WHAT THIS TASK INVOLVES:
Present the items from the beginning through the line containing "legend-low-value: Low : 7.06" as a Markdown table with the columns Row and Entry, numbering each row and omitting blank lines.

Element location data:
______
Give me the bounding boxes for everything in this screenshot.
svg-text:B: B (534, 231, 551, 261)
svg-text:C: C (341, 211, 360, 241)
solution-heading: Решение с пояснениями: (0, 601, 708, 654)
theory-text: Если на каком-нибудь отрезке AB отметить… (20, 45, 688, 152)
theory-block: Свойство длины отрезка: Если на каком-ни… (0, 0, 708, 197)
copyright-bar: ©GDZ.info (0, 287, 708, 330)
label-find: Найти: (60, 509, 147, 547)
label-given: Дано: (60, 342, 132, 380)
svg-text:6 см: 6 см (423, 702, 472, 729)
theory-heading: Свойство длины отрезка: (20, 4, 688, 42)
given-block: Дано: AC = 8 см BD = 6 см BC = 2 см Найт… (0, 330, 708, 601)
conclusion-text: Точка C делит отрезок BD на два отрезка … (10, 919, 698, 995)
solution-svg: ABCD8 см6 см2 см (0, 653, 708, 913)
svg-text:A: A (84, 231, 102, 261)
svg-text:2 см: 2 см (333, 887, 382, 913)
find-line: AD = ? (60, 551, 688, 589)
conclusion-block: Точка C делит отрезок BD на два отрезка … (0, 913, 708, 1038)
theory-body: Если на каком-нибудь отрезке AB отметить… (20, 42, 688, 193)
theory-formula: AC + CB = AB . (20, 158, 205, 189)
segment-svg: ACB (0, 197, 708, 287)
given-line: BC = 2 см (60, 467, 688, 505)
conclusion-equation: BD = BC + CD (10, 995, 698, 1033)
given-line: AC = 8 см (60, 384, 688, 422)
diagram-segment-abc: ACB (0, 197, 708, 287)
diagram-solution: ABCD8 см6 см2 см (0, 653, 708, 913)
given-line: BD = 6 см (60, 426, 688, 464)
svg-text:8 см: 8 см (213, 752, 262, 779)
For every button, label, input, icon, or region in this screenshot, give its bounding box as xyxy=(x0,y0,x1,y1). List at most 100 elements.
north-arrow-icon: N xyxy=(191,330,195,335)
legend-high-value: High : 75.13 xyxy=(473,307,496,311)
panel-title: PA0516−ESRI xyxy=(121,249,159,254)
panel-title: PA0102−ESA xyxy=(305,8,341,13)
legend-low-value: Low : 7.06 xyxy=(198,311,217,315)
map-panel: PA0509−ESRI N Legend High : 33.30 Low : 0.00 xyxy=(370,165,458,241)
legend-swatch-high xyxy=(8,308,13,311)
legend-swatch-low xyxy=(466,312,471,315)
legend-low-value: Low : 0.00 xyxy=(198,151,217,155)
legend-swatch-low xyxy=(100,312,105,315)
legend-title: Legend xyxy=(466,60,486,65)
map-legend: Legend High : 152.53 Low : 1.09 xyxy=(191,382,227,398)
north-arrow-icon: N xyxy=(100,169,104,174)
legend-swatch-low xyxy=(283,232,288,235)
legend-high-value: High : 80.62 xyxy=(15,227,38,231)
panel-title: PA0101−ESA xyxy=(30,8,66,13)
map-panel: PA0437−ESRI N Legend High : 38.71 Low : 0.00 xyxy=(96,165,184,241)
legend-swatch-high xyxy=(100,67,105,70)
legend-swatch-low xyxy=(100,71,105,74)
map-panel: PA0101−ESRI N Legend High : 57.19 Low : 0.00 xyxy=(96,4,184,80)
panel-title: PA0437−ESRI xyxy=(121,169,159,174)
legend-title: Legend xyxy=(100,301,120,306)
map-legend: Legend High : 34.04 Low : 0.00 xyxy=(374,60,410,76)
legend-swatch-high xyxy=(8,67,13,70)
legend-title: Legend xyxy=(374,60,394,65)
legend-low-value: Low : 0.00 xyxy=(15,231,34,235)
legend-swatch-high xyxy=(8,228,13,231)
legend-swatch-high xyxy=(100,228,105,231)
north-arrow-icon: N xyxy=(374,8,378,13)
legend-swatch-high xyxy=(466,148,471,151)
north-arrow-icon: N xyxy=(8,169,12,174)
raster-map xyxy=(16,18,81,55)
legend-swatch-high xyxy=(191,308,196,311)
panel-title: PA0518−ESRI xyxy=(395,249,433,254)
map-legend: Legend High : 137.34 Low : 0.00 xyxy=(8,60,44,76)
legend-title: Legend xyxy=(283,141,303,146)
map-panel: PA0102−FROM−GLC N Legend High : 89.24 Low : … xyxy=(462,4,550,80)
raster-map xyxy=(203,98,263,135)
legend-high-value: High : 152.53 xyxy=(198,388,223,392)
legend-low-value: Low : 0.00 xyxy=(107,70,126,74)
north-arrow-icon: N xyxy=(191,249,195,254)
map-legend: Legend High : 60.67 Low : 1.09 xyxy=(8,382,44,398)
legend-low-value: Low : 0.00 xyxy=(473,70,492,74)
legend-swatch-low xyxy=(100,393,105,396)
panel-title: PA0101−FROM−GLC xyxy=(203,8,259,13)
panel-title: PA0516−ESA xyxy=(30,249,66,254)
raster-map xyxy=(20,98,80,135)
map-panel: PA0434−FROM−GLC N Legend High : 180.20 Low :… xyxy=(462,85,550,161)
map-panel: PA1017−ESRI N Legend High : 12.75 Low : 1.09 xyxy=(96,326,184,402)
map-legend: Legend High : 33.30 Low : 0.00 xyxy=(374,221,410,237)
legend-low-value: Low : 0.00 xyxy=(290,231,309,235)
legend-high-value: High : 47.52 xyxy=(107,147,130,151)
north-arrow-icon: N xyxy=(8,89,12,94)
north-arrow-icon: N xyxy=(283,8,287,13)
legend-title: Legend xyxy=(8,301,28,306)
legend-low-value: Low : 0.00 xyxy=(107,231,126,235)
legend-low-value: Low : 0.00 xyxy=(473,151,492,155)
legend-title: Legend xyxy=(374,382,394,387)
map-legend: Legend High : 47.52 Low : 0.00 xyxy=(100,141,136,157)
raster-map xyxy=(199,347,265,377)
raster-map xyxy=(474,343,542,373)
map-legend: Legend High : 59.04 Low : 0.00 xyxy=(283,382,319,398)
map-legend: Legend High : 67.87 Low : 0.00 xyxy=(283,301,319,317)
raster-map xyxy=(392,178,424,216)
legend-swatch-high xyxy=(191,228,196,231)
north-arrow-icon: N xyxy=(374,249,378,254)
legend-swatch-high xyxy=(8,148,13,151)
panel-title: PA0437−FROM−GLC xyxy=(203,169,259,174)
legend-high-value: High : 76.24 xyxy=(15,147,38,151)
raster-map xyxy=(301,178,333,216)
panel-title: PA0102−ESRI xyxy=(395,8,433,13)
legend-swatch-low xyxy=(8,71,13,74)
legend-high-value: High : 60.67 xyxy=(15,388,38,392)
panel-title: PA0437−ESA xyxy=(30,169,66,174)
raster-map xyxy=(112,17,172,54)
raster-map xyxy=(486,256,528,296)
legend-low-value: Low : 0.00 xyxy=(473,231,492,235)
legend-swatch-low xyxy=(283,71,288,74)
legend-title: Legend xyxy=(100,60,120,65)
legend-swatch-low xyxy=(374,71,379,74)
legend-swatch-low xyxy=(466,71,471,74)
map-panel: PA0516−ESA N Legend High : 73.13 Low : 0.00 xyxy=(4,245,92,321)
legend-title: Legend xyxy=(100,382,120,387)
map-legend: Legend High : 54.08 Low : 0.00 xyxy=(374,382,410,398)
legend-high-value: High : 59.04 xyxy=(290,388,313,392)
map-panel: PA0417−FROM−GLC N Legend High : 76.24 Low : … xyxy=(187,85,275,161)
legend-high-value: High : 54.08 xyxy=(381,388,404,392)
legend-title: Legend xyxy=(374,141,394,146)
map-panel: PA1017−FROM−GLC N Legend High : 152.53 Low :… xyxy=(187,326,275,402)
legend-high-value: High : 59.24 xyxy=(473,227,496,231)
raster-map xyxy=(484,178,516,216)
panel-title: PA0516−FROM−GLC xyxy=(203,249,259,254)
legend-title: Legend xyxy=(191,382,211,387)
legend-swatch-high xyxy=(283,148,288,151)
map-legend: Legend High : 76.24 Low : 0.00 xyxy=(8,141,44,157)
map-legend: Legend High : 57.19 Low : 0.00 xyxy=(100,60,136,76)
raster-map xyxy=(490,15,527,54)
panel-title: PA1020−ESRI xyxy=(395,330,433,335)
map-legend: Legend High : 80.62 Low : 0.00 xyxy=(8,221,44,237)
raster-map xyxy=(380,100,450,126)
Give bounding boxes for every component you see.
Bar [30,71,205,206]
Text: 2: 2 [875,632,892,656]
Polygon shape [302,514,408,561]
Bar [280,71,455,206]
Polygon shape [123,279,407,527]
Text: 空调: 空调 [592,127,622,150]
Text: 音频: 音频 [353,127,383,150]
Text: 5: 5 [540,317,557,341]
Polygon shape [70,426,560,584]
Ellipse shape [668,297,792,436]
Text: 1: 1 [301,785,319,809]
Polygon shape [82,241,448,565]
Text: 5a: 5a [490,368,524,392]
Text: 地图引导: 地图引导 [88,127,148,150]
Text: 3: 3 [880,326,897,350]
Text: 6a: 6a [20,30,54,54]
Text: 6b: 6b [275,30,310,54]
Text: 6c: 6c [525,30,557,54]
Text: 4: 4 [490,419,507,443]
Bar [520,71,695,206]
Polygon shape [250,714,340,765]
______
TASK ANSWER:
| Row | Entry |
|---|---|
| 1 | Give me the bounding boxes for everything in this screenshot. |
| 2 | svg-text:B: B (534, 231, 551, 261) |
| 3 | svg-text:C: C (341, 211, 360, 241) |
| 4 | solution-heading: Решение с пояснениями: (0, 601, 708, 654) |
| 5 | theory-text: Если на каком-нибудь отрезке AB отметить… (20, 45, 688, 152) |
| 6 | theory-block: Свойство длины отрезка: Если на каком-ни… (0, 0, 708, 197) |
| 7 | copyright-bar: ©GDZ.info (0, 287, 708, 330) |
| 8 | label-find: Найти: (60, 509, 147, 547) |
| 9 | label-given: Дано: (60, 342, 132, 380) |
| 10 | svg-text:6 см: 6 см (423, 702, 472, 729) |
| 11 | theory-heading: Свойство длины отрезка: (20, 4, 688, 42) |
| 12 | given-block: Дано: AC = 8 см BD = 6 см BC = 2 см Найт… (0, 330, 708, 601) |
| 13 | conclusion-text: Точка C делит отрезок BD на два отрезка … (10, 919, 698, 995) |
| 14 | solution-svg: ABCD8 см6 см2 см (0, 653, 708, 913) |
| 15 | svg-text:A: A (84, 231, 102, 261) |
| 16 | svg-text:2 см: 2 см (333, 887, 382, 913) |
| 17 | find-line: AD = ? (60, 551, 688, 589) |
| 18 | conclusion-block: Точка C делит отрезок BD на два отрезка … (0, 913, 708, 1038) |
| 19 | theory-body: Если на каком-нибудь отрезке AB отметить… (20, 42, 688, 193) |
| 20 | theory-formula: AC + CB = AB . (20, 158, 205, 189) |
| 21 | segment-svg: ACB (0, 197, 708, 287) |
| 22 | given-line: BC = 2 см (60, 467, 688, 505) |
| 23 | conclusion-equation: BD = BC + CD (10, 995, 698, 1033) |
| 24 | given-line: AC = 8 см (60, 384, 688, 422) |
| 25 | diagram-segment-abc: ACB (0, 197, 708, 287) |
| 26 | diagram-solution: ABCD8 см6 см2 см (0, 653, 708, 913) |
| 27 | given-line: BD = 6 см (60, 426, 688, 464) |
| 28 | svg-text:8 см: 8 см (213, 752, 262, 779) |
| 29 | For every button, label, input, icon, or region in this screenshot, give its bounding box as xyxy=(x0,y0,x1,y1). List at most 100 elements. |
| 30 | north-arrow-icon: N xyxy=(191,330,195,335) |
| 31 | legend-high-value: High : 75.13 xyxy=(473,307,496,311) |
| 32 | panel-title: PA0516−ESRI xyxy=(121,249,159,254) |
| 33 | panel-title: PA0102−ESA xyxy=(305,8,341,13) |
| 34 | legend-low-value: Low : 7.06 xyxy=(198,311,217,315) |